SHORT TASK>
Review the listing and copy each line that holds the word "beta".

AVAILABLE RECORDS>
------------------------------------------------------------
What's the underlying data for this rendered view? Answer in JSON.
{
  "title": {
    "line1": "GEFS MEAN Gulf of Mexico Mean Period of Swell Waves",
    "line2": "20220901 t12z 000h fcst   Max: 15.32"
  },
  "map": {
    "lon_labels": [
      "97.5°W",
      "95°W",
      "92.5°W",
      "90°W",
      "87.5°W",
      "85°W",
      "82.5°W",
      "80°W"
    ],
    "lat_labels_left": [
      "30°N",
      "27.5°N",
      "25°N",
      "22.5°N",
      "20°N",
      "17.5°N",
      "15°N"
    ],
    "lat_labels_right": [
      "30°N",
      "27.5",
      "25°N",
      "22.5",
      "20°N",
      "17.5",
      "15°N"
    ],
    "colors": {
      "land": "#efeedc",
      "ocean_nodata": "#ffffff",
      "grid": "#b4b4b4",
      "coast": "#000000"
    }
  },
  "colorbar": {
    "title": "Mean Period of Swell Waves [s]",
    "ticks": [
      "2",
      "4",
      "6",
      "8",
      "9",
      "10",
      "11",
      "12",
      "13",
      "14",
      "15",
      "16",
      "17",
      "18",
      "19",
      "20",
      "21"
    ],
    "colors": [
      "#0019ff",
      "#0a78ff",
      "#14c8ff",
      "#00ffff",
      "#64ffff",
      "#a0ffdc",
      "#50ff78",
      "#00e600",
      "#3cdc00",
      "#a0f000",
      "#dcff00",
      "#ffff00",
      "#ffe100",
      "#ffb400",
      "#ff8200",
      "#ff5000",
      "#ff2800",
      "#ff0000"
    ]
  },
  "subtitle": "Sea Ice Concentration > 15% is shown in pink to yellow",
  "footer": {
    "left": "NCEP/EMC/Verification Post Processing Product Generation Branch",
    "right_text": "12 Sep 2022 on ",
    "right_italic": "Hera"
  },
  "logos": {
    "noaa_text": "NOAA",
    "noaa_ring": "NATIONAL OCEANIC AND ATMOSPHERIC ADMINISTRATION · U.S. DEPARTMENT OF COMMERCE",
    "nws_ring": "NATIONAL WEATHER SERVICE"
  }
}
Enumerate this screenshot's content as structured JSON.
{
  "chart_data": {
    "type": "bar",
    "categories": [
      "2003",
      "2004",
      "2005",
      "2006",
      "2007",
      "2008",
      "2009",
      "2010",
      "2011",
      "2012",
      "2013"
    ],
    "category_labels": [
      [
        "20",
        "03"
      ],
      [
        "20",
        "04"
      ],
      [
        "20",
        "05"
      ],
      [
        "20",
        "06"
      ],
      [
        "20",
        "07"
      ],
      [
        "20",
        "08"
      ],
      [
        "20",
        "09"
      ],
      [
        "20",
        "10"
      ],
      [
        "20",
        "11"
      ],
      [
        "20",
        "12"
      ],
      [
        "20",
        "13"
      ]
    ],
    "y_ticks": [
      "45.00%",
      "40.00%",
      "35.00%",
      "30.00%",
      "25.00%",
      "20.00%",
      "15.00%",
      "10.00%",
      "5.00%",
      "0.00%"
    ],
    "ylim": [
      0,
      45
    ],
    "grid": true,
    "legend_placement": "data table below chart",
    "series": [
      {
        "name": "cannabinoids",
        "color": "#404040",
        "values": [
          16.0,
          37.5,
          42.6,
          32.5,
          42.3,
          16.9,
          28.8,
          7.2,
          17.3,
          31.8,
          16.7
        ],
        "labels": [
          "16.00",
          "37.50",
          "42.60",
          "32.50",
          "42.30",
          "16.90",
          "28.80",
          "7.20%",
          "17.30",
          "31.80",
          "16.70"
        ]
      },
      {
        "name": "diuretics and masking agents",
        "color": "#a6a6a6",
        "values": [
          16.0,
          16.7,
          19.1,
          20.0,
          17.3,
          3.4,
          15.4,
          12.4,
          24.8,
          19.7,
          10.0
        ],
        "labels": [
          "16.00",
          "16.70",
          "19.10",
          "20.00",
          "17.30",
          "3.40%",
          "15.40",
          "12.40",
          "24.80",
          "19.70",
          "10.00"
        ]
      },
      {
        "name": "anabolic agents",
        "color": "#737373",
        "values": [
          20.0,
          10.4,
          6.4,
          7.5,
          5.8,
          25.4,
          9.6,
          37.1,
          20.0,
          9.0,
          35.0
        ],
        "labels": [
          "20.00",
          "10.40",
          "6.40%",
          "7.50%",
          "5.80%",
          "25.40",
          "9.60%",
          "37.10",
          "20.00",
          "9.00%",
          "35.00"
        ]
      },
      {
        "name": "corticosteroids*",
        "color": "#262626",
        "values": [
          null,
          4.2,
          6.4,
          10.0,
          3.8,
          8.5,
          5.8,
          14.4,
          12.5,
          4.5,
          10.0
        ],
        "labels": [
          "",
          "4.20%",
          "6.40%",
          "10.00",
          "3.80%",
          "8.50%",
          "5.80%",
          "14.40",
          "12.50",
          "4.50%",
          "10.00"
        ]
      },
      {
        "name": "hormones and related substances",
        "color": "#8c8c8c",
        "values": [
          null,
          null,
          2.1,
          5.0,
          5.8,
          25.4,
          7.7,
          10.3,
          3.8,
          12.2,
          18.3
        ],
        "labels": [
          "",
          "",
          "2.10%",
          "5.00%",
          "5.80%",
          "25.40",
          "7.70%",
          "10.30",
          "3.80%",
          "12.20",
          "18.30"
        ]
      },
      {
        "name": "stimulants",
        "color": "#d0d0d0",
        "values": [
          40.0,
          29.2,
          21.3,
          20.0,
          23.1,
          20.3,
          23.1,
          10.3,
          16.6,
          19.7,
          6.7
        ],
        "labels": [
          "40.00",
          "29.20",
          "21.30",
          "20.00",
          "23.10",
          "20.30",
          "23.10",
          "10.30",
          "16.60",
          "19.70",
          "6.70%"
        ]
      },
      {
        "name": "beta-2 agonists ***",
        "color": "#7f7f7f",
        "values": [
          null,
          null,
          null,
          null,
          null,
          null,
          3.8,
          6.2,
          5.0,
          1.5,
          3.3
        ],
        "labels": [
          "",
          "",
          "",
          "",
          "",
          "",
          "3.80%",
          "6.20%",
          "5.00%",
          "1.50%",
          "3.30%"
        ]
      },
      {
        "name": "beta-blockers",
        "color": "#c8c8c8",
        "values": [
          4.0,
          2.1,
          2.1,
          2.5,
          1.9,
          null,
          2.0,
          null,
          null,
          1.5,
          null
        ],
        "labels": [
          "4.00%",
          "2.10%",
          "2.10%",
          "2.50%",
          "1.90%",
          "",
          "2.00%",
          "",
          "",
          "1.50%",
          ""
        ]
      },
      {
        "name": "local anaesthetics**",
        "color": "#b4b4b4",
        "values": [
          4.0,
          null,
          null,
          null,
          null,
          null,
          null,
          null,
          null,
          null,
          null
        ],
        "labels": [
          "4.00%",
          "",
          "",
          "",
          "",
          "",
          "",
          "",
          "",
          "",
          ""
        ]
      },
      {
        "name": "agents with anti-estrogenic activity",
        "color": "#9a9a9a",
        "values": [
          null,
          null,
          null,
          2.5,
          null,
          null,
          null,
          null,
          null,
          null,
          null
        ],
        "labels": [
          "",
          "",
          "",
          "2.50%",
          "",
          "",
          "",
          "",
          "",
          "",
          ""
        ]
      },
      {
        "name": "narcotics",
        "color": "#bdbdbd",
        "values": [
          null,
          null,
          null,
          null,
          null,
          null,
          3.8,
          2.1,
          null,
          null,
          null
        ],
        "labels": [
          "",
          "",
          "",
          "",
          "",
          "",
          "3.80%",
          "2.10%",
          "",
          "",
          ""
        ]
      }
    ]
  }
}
------------------------------------------------------------
SOLUTION BELOW>
        "name": "beta-2 agonists ***",
        "name": "beta-blockers",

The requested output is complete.